== What the exercise asks ==
Transcribe the material below exactly as it appears.

== Records from a collection of figures ==
## Begin
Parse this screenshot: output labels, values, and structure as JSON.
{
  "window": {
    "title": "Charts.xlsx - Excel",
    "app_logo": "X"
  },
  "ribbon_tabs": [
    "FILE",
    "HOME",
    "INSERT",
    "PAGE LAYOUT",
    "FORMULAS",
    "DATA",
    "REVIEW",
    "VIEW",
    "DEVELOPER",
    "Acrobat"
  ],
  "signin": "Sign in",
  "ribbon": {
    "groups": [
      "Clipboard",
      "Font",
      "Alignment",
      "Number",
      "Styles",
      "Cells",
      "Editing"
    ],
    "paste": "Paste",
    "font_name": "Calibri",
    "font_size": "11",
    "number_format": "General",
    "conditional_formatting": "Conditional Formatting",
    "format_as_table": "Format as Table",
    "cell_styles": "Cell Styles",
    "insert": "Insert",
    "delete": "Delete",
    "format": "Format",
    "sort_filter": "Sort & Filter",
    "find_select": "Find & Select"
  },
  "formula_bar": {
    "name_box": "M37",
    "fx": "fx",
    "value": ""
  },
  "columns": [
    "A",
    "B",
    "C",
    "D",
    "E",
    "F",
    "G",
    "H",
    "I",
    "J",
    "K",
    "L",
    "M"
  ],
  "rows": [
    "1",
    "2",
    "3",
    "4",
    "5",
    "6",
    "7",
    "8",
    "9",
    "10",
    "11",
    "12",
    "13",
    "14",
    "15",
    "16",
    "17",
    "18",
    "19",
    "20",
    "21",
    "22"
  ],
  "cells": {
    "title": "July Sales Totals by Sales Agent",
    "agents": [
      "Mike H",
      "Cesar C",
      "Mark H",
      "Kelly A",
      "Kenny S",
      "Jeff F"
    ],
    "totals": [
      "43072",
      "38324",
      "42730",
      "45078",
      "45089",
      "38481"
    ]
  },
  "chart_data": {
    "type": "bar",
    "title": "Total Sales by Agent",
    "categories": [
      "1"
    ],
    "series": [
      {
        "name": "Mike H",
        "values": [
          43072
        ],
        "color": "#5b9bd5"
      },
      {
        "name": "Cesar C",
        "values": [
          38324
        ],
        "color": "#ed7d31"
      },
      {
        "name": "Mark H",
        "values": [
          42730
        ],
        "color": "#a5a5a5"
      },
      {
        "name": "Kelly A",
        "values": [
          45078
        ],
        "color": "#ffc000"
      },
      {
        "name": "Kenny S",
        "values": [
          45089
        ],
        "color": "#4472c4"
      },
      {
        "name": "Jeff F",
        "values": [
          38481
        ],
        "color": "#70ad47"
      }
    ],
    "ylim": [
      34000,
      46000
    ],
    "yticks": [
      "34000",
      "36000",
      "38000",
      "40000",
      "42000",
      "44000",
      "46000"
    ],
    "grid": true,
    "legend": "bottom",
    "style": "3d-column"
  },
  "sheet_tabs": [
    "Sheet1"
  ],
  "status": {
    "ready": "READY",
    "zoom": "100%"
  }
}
## End
== Result below ==
Parse this screenshot: output labels, values, and structure as JSON.
{
  "window": {
    "title": "Charts.xlsx - Excel",
    "app_logo": "X"
  },
  "ribbon_tabs": [
    "FILE",
    "HOME",
    "INSERT",
    "PAGE LAYOUT",
    "FORMULAS",
    "DATA",
    "REVIEW",
    "VIEW",
    "DEVELOPER",
    "Acrobat"
  ],
  "signin": "Sign in",
  "ribbon": {
    "groups": [
      "Clipboard",
      "Font",
      "Alignment",
      "Number",
      "Styles",
      "Cells",
      "Editing"
    ],
    "paste": "Paste",
    "font_name": "Calibri",
    "font_size": "11",
    "number_format": "General",
    "conditional_formatting": "Conditional Formatting",
    "format_as_table": "Format as Table",
    "cell_styles": "Cell Styles",
    "insert": "Insert",
    "delete": "Delete",
    "format": "Format",
    "sort_filter": "Sort & Filter",
    "find_select": "Find & Select"
  },
  "formula_bar": {
    "name_box": "M37",
    "fx": "fx",
    "value": ""
  },
  "columns": [
    "A",
    "B",
    "C",
    "D",
    "E",
    "F",
    "G",
    "H",
    "I",
    "J",
    "K",
    "L",
    "M"
  ],
  "rows": [
    "1",
    "2",
    "3",
    "4",
    "5",
    "6",
    "7",
    "8",
    "9",
    "10",
    "11",
    "12",
    "13",
    "14",
    "15",
    "16",
    "17",
    "18",
    "19",
    "20",
    "21",
    "22"
  ],
  "cells": {
    "title": "July Sales Totals by Sales Agent",
    "agents": [
      "Mike H",
      "Cesar C",
      "Mark H",
      "Kelly A",
      "Kenny S",
      "Jeff F"
    ],
    "totals": [
      "43072",
      "38324",
      "42730",
      "45078",
      "45089",
      "38481"
    ]
  },
  "chart_data": {
    "type": "bar",
    "title": "Total Sales by Agent",
    "categories": [
      "1"
    ],
    "series": [
      {
        "name": "Mike H",
        "values": [
          43072
        ],
        "color": "#5b9bd5"
      },
      {
        "name": "Cesar C",
        "values": [
          38324
        ],
        "color": "#ed7d31"
      },
      {
        "name": "Mark H",
        "values": [
          42730
        ],
        "color": "#a5a5a5"
      },
      {
        "name": "Kelly A",
        "values": [
          45078
        ],
        "color": "#ffc000"
      },
      {
        "name": "Kenny S",
        "values": [
          45089
        ],
        "color": "#4472c4"
      },
      {
        "name": "Jeff F",
        "values": [
          38481
        ],
        "color": "#70ad47"
      }
    ],
    "ylim": [
      34000,
      46000
    ],
    "yticks": [
      "34000",
      "36000",
      "38000",
      "40000",
      "42000",
      "44000",
      "46000"
    ],
    "grid": true,
    "legend": "bottom",
    "style": "3d-column"
  },
  "sheet_tabs": [
    "Sheet1"
  ],
  "status": {
    "ready": "READY",
    "zoom": "100%"
  }
}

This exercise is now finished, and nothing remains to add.